• **WHAT TO PRODUCE**
Answer with a number only: how many lines of the data contain "color"?

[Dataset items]
++++++++++

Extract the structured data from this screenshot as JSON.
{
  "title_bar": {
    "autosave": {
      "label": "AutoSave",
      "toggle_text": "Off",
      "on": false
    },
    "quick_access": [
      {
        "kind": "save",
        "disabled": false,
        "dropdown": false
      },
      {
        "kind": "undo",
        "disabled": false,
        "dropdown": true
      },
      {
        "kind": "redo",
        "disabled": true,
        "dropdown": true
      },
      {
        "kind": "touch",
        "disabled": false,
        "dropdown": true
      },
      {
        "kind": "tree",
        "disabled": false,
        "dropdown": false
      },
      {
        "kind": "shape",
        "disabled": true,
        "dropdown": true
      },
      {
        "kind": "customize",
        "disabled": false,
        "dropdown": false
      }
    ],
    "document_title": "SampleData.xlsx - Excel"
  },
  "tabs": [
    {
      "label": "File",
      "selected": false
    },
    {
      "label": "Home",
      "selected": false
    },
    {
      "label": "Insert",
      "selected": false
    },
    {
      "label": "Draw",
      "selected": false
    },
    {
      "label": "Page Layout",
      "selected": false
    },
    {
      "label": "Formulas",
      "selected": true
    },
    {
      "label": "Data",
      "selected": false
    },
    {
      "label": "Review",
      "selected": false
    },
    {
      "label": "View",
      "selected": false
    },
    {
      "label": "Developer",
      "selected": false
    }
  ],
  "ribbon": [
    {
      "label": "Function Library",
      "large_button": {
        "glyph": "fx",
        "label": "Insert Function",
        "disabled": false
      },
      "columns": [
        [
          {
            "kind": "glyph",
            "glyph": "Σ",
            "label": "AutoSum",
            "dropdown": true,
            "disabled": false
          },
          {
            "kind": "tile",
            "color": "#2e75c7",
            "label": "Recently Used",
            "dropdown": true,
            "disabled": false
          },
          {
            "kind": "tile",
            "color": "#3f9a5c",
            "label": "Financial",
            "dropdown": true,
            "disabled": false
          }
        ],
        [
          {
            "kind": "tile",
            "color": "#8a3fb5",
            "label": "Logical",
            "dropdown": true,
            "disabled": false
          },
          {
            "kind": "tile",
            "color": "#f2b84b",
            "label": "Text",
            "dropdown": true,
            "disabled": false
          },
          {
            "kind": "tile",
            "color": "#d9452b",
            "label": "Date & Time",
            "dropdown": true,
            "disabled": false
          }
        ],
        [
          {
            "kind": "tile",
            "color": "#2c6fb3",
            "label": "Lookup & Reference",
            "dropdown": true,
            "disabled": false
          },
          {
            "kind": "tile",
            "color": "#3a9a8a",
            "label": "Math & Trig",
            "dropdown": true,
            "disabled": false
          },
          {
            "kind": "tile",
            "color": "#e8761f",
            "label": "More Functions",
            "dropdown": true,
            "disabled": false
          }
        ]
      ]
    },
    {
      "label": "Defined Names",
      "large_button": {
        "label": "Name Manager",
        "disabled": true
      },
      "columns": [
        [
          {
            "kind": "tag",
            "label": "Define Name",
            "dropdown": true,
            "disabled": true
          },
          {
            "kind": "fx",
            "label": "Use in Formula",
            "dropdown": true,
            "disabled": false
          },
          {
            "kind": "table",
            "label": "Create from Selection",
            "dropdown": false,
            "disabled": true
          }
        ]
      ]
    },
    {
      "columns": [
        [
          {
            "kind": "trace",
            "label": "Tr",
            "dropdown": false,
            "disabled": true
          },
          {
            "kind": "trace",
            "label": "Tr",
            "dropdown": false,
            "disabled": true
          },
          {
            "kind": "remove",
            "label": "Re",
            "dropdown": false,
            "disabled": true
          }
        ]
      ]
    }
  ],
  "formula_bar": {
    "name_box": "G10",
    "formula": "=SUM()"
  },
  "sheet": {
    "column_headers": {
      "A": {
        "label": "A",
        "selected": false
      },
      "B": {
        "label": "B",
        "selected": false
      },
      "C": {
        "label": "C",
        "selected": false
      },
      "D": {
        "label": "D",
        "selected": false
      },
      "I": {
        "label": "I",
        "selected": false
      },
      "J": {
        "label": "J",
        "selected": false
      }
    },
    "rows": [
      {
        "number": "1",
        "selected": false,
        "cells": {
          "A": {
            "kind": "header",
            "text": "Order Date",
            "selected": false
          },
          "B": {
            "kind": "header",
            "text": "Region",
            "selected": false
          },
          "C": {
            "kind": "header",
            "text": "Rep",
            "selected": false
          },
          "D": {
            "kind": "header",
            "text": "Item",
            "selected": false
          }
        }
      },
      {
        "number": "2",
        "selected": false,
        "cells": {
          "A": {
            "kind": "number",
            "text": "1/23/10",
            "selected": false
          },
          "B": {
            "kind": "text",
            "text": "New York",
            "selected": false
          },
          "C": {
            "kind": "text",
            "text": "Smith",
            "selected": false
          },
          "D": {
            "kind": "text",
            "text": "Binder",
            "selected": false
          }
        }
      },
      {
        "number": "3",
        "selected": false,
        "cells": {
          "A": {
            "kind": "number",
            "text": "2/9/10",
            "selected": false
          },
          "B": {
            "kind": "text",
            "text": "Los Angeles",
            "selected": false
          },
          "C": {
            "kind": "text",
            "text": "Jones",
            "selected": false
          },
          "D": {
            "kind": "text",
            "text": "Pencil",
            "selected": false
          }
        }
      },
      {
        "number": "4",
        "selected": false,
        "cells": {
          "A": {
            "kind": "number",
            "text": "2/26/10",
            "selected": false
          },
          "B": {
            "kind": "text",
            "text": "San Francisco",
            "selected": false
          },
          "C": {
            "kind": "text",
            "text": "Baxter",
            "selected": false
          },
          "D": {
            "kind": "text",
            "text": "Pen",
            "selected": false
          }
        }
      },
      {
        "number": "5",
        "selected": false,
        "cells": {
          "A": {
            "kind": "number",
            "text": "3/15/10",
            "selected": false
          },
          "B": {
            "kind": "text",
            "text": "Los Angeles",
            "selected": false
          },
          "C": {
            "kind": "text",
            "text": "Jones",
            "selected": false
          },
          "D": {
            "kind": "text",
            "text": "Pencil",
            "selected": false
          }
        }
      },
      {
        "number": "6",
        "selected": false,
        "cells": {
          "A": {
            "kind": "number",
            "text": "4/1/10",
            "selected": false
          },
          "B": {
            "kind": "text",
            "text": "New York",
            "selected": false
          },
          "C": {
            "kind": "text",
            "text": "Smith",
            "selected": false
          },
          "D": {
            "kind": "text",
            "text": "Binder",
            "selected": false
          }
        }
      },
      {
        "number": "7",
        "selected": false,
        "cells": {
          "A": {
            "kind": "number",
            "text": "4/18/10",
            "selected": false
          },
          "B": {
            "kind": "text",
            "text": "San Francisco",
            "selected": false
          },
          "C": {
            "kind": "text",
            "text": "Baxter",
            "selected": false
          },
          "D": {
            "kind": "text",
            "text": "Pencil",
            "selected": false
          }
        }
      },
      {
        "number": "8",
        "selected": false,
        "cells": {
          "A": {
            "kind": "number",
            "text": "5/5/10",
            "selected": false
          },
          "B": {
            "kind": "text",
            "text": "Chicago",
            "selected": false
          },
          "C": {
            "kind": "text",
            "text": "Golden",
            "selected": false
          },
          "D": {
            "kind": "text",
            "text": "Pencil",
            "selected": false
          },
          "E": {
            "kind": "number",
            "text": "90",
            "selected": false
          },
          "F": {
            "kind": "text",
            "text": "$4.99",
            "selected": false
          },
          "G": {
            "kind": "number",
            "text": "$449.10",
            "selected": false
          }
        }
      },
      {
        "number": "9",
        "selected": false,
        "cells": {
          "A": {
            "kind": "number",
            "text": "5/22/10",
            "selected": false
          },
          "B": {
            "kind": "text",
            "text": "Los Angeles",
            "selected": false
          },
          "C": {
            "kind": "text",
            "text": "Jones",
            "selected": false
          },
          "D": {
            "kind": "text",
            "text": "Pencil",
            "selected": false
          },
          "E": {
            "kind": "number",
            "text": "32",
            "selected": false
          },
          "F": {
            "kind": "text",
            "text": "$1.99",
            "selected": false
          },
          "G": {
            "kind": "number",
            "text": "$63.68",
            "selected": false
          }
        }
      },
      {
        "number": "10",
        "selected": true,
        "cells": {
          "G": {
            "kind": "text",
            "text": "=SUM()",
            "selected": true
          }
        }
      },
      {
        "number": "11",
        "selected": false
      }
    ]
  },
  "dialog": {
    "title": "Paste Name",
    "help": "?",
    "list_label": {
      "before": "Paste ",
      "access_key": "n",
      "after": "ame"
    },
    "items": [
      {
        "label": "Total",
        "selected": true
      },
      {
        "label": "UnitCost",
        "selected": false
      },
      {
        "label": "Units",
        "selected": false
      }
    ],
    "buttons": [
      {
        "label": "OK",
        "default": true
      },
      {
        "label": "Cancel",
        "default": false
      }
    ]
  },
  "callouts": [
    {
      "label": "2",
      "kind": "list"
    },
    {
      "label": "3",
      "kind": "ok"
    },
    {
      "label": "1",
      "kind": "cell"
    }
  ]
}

++++++++++

• **THE SOLUTION**
8